[Collected data]
◇ ◇ ◇ ◇ ◇ ◇ ◇
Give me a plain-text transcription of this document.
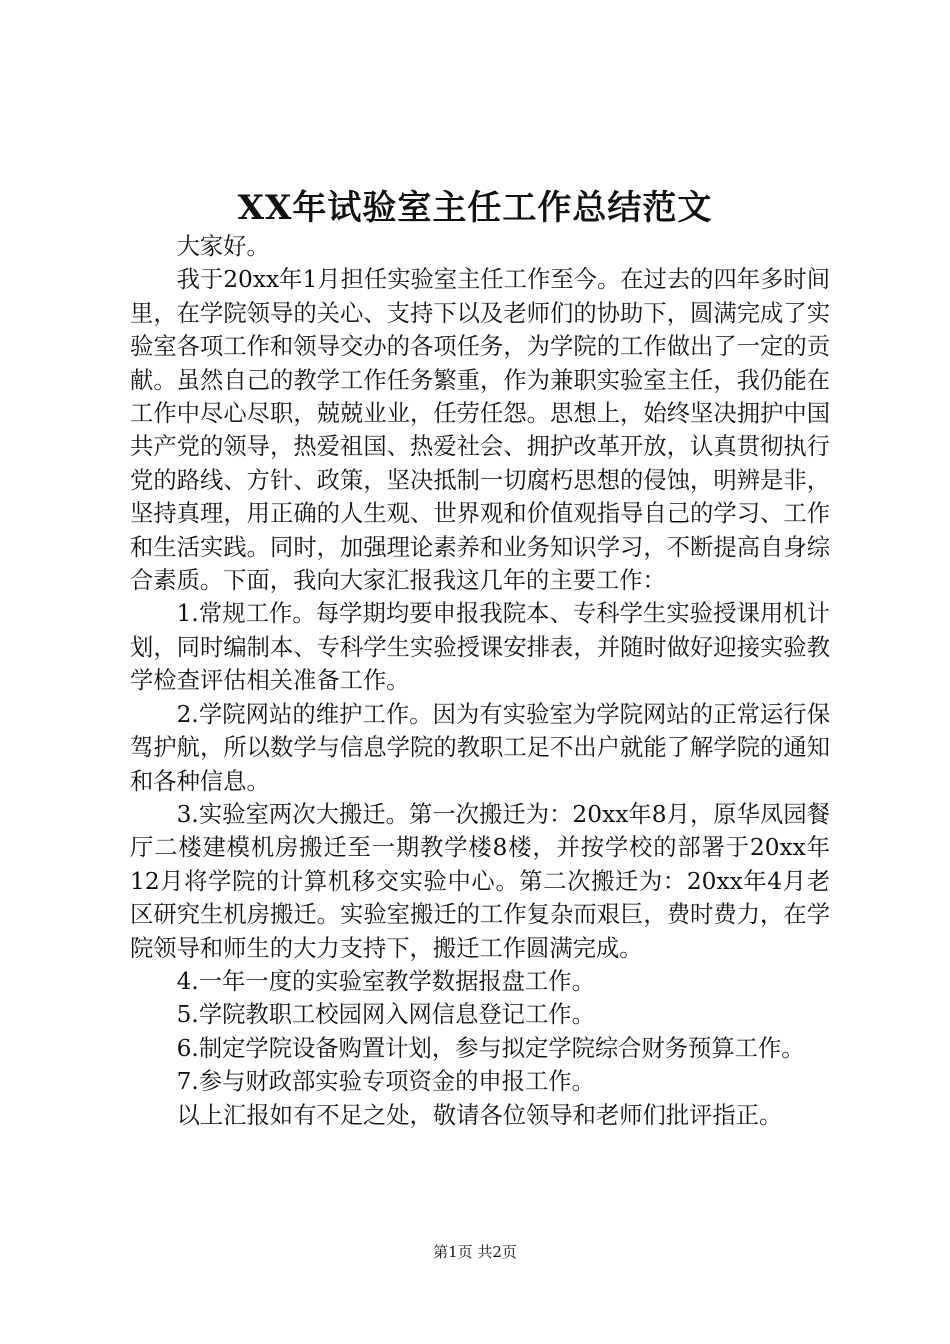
XX年试验室主任工作总结范文

大家好。

我于20xx年1月担任实验室主任工作至今。在过去的四年多时间里，在学院领导的关心、支持下以及老师们的协助下，圆满完成了实验室各项工作和领导交办的各项任务，为学院的工作做出了一定的贡献。虽然自己的教学工作任务繁重，作为兼职实验室主任，我仍能在工作中尽心尽职，兢兢业业，任劳任怨。思想上，始终坚决拥护中国共产党的领导，热爱祖国、热爱社会、拥护改革开放，认真贯彻执行党的路线、方针、政策，坚决抵制一切腐朽思想的侵蚀，明辨是非，坚持真理，用正确的人生观、世界观和价值观指导自己的学习、工作和生活实践。同时，加强理论素养和业务知识学习，不断提高自身综合素质。下面，我向大家汇报我这几年的主要工作：

1.常规工作。每学期均要申报我院本、专科学生实验授课用机计划，同时编制本、专科学生实验授课安排表，并随时做好迎接实验教学检查评估相关准备工作。

2.学院网站的维护工作。因为有实验室为学院网站的正常运行保驾护航，所以数学与信息学院的教职工足不出户就能了解学院的通知和各种信息。

3.实验室两次大搬迁。第一次搬迁为：20xx年8月，原华凤园餐厅二楼建模机房搬迁至一期教学楼8楼，并按学校的部署于20xx年12月将学院的计算机移交实验中心。第二次搬迁为：20xx年4月老区研究生机房搬迁。实验室搬迁的工作复杂而艰巨，费时费力，在学院领导和师生的大力支持下，搬迁工作圆满完成。

4.一年一度的实验室教学数据报盘工作。

5.学院教职工校园网入网信息登记工作。

6.制定学院设备购置计划，参与拟定学院综合财务预算工作。

7.参与财政部实验专项资金的申报工作。

以上汇报如有不足之处，敬请各位领导和老师们批评指正。

第1页 共2页
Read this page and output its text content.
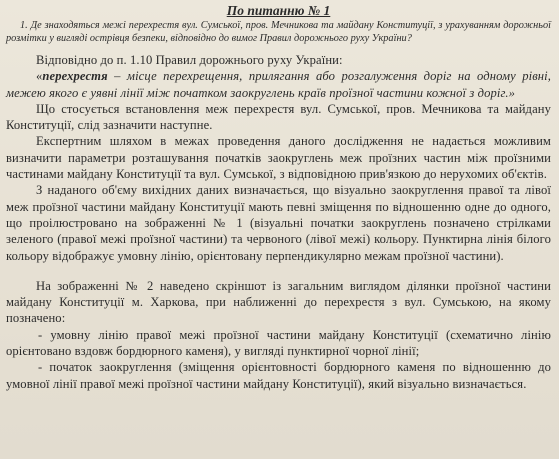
По питанню № 1
1. Де знаходяться межі перехрестя вул. Сумської, пров. Мечникова та майдану Конституції, з урахуванням дорожньої розмітки у вигляді острівця безпеки, відповідно до вимог Правил дорожнього руху України?

Відповідно до п. 1.10 Правил дорожнього руху України:

«перехрестя – місце перехрещення, прилягання або розгалуження доріг на одному рівні, межею якого є уявні лінії між початком заокруглень країв проїзної частини кожної з доріг.»

Що стосується встановлення меж перехрестя вул. Сумської, пров. Мечникова та майдану Конституції, слід зазначити наступне.

Експертним шляхом в межах проведення даного дослідження не надається можливим визначити параметри розташування початків заокруглень меж проїзних частин між проїзними частинами майдану Конституції та вул. Сумської, з відповідною прив'язкою до нерухомих об'єктів.

З наданого об'єму вихідних даних визначається, що візуально заокруглення правої та лівої меж проїзної частини майдану Конституції мають певні зміщення по відношенню одне до одного, що проілюстровано на зображенні № 1 (візуальні початки заокруглень позначено стрілками зеленого (правої межі проїзної частини) та червоного (лівої межі) кольору. Пунктирна лінія білого кольору відображує умовну лінію, орієнтовану перпендикулярно межам проїзної частини).

На зображенні № 2 наведено скріншот із загальним виглядом ділянки проїзної частини майдану Конституції м. Харкова, при наближенні до перехрестя з вул. Сумською, на якому позначено:

- умовну лінію правої межі проїзної частини майдану Конституції (схематично лінію орієнтовано вздовж бордюрного каменя), у вигляді пунктирної чорної лінії;

- початок заокруглення (зміщення орієнтовності бордюрного каменя по відношенню до умовної лінії правої межі проїзної частини майдану Конституції), який візуально визначається.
◇ ◇ ◇ ◇ ◇ ◇ ◇
## AIM
Locate the string "вигляді" in the listing above and copy every line where it occurs.

## ANSWER TO THE TASK
1. Де знаходяться межі перехрестя вул. Сумської, пров. Мечникова та майдану Конституції, з урахуванням дорожньої розмітки у вигляді острівця безпеки, відповідно до вимог Правил дорожнього руху України?
- умовну лінію правої межі проїзної частини майдану Конституції (схематично лінію орієнтовано вздовж бордюрного каменя), у вигляді пунктирної чорної лінії;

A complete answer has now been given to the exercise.